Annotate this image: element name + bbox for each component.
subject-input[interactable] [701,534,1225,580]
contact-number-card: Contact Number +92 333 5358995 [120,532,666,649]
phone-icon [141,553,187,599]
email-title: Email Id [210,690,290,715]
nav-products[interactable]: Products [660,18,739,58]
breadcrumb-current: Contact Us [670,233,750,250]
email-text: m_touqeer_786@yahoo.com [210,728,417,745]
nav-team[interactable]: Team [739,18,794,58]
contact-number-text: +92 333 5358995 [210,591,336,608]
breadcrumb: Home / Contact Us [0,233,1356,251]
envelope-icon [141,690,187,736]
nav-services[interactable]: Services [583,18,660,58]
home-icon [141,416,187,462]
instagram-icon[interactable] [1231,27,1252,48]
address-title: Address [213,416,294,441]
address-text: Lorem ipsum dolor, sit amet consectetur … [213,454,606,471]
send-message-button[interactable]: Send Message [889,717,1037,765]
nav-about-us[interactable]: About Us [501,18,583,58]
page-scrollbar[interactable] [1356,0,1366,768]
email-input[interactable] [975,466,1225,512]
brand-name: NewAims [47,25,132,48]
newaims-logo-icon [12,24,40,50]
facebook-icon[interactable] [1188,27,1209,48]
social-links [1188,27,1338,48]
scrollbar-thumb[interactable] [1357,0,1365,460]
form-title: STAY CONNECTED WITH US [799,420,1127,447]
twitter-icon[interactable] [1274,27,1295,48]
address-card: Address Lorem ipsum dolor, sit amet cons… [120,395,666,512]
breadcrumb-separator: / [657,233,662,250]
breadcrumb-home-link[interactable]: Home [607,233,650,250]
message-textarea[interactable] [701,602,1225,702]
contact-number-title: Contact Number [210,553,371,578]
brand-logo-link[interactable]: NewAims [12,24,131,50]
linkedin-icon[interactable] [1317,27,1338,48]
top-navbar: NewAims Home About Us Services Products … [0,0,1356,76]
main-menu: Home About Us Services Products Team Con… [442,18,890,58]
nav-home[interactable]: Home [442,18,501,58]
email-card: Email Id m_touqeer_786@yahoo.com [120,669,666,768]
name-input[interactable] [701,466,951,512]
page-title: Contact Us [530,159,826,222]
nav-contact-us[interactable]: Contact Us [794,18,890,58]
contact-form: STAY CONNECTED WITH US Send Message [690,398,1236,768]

::::::::::

Task description:
Express the lines of the data above as a JSON list of strings, one string per line and no strings for blank lines.

Response below:
[
  "Annotate this image: element name + bbox for each component.",
  "subject-input[interactable] [701,534,1225,580]",
  "contact-number-card: Contact Number +92 333 5358995 [120,532,666,649]",
  "phone-icon [141,553,187,599]",
  "email-title: Email Id [210,690,290,715]",
  "nav-products[interactable]: Products [660,18,739,58]",
  "breadcrumb-current: Contact Us [670,233,750,250]",
  "email-text: m_touqeer_786@yahoo.com [210,728,417,745]",
  "nav-team[interactable]: Team [739,18,794,58]",
  "contact-number-text: +92 333 5358995 [210,591,336,608]",
  "breadcrumb: Home / Contact Us [0,233,1356,251]",
  "envelope-icon [141,690,187,736]",
  "nav-services[interactable]: Services [583,18,660,58]",
  "home-icon [141,416,187,462]",
  "instagram-icon[interactable] [1231,27,1252,48]",
  "address-title: Address [213,416,294,441]",
  "address-text: Lorem ipsum dolor, sit amet consectetur … [213,454,606,471]",
  "send-message-button[interactable]: Send Message [889,717,1037,765]",
  "nav-about-us[interactable]: About Us [501,18,583,58]",
  "page-scrollbar[interactable] [1356,0,1366,768]",
  "email-input[interactable] [975,466,1225,512]",
  "brand-name: NewAims [47,25,132,48]",
  "newaims-logo-icon [12,24,40,50]",
  "facebook-icon[interactable] [1188,27,1209,48]",
  "social-links [1188,27,1338,48]",
  "scrollbar-thumb[interactable] [1357,0,1365,460]",
  "form-title: STAY CONNECTED WITH US [799,420,1127,447]",
  "twitter-icon[interactable] [1274,27,1295,48]",
  "address-card: Address Lorem ipsum dolor, sit amet cons… [120,395,666,512]",
  "breadcrumb-separator: / [657,233,662,250]",
  "breadcrumb-home-link[interactable]: Home [607,233,650,250]",
  "message-textarea[interactable] [701,602,1225,702]",
  "contact-number-title: Contact Number [210,553,371,578]",
  "brand-logo-link[interactable]: NewAims [12,24,131,50]",
  "linkedin-icon[interactable] [1317,27,1338,48]",
  "top-navbar: NewAims Home About Us Services Products … [0,0,1356,76]",
  "main-menu: Home About Us Services Products Team Con… [442,18,890,58]",
  "nav-home[interactable]: Home [442,18,501,58]",
  "email-card: Email Id m_touqeer_786@yahoo.com [120,669,666,768]",
  "name-input[interactable] [701,466,951,512]",
  "page-title: Contact Us [530,159,826,222]",
  "nav-contact-us[interactable]: Contact Us [794,18,890,58]",
  "contact-form: STAY CONNECTED WITH US Send Message [690,398,1236,768]"
]